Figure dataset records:
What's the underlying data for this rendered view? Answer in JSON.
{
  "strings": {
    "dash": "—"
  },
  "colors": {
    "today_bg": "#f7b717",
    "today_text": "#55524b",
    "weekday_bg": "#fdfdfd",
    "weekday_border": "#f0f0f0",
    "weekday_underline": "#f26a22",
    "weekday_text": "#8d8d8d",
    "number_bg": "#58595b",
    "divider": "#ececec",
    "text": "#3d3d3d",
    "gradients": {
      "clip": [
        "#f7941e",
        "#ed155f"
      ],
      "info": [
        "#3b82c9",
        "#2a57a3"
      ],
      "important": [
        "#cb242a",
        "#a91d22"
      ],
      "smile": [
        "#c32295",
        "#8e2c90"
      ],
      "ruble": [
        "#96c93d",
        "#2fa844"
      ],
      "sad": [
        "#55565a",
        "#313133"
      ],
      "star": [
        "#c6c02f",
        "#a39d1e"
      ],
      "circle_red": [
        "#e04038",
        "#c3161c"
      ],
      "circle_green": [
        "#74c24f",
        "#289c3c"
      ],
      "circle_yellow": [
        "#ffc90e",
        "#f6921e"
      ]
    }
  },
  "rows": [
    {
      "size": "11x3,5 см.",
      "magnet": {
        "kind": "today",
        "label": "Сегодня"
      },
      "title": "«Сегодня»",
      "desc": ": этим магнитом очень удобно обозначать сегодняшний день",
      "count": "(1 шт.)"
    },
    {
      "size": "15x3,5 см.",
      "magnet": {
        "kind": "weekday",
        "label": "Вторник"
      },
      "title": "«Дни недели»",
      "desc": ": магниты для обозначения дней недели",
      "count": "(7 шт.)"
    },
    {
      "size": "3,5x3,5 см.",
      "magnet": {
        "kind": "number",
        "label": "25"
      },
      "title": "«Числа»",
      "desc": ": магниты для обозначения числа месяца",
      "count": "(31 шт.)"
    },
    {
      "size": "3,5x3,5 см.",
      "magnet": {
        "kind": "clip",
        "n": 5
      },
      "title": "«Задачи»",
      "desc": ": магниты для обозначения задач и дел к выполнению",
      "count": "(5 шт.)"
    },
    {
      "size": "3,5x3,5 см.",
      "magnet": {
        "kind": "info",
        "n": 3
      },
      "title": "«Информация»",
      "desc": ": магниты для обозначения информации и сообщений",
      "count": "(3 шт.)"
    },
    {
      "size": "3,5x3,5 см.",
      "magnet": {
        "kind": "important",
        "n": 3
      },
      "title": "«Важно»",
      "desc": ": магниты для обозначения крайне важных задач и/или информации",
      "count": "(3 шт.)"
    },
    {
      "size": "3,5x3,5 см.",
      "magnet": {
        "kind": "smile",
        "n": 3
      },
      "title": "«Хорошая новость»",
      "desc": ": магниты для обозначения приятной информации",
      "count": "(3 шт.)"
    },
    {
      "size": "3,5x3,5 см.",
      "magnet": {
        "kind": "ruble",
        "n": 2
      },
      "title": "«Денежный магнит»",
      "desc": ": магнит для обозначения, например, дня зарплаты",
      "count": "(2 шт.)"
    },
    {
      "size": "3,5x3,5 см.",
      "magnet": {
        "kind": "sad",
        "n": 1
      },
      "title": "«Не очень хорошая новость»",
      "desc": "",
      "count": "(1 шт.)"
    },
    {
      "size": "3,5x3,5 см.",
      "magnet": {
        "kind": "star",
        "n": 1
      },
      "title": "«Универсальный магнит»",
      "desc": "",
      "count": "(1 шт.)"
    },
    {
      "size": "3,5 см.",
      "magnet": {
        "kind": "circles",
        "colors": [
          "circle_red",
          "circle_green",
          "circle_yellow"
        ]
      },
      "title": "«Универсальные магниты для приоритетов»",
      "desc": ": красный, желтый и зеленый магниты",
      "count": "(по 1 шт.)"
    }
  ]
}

_GIVEN PROBLEM_
Output the complete data exactly as written.

_RESULT OF THIS EXERCISE_
What's the underlying data for this rendered view? Answer in JSON.
{
  "strings": {
    "dash": "—"
  },
  "colors": {
    "today_bg": "#f7b717",
    "today_text": "#55524b",
    "weekday_bg": "#fdfdfd",
    "weekday_border": "#f0f0f0",
    "weekday_underline": "#f26a22",
    "weekday_text": "#8d8d8d",
    "number_bg": "#58595b",
    "divider": "#ececec",
    "text": "#3d3d3d",
    "gradients": {
      "clip": [
        "#f7941e",
        "#ed155f"
      ],
      "info": [
        "#3b82c9",
        "#2a57a3"
      ],
      "important": [
        "#cb242a",
        "#a91d22"
      ],
      "smile": [
        "#c32295",
        "#8e2c90"
      ],
      "ruble": [
        "#96c93d",
        "#2fa844"
      ],
      "sad": [
        "#55565a",
        "#313133"
      ],
      "star": [
        "#c6c02f",
        "#a39d1e"
      ],
      "circle_red": [
        "#e04038",
        "#c3161c"
      ],
      "circle_green": [
        "#74c24f",
        "#289c3c"
      ],
      "circle_yellow": [
        "#ffc90e",
        "#f6921e"
      ]
    }
  },
  "rows": [
    {
      "size": "11x3,5 см.",
      "magnet": {
        "kind": "today",
        "label": "Сегодня"
      },
      "title": "«Сегодня»",
      "desc": ": этим магнитом очень удобно обозначать сегодняшний день",
      "count": "(1 шт.)"
    },
    {
      "size": "15x3,5 см.",
      "magnet": {
        "kind": "weekday",
        "label": "Вторник"
      },
      "title": "«Дни недели»",
      "desc": ": магниты для обозначения дней недели",
      "count": "(7 шт.)"
    },
    {
      "size": "3,5x3,5 см.",
      "magnet": {
        "kind": "number",
        "label": "25"
      },
      "title": "«Числа»",
      "desc": ": магниты для обозначения числа месяца",
      "count": "(31 шт.)"
    },
    {
      "size": "3,5x3,5 см.",
      "magnet": {
        "kind": "clip",
        "n": 5
      },
      "title": "«Задачи»",
      "desc": ": магниты для обозначения задач и дел к выполнению",
      "count": "(5 шт.)"
    },
    {
      "size": "3,5x3,5 см.",
      "magnet": {
        "kind": "info",
        "n": 3
      },
      "title": "«Информация»",
      "desc": ": магниты для обозначения информации и сообщений",
      "count": "(3 шт.)"
    },
    {
      "size": "3,5x3,5 см.",
      "magnet": {
        "kind": "important",
        "n": 3
      },
      "title": "«Важно»",
      "desc": ": магниты для обозначения крайне важных задач и/или информации",
      "count": "(3 шт.)"
    },
    {
      "size": "3,5x3,5 см.",
      "magnet": {
        "kind": "smile",
        "n": 3
      },
      "title": "«Хорошая новость»",
      "desc": ": магниты для обозначения приятной информации",
      "count": "(3 шт.)"
    },
    {
      "size": "3,5x3,5 см.",
      "magnet": {
        "kind": "ruble",
        "n": 2
      },
      "title": "«Денежный магнит»",
      "desc": ": магнит для обозначения, например, дня зарплаты",
      "count": "(2 шт.)"
    },
    {
      "size": "3,5x3,5 см.",
      "magnet": {
        "kind": "sad",
        "n": 1
      },
      "title": "«Не очень хорошая новость»",
      "desc": "",
      "count": "(1 шт.)"
    },
    {
      "size": "3,5x3,5 см.",
      "magnet": {
        "kind": "star",
        "n": 1
      },
      "title": "«Универсальный магнит»",
      "desc": "",
      "count": "(1 шт.)"
    },
    {
      "size": "3,5 см.",
      "magnet": {
        "kind": "circles",
        "colors": [
          "circle_red",
          "circle_green",
          "circle_yellow"
        ]
      },
      "title": "«Универсальные магниты для приоритетов»",
      "desc": ": красный, желтый и зеленый магниты",
      "count": "(по 1 шт.)"
    }
  ]
}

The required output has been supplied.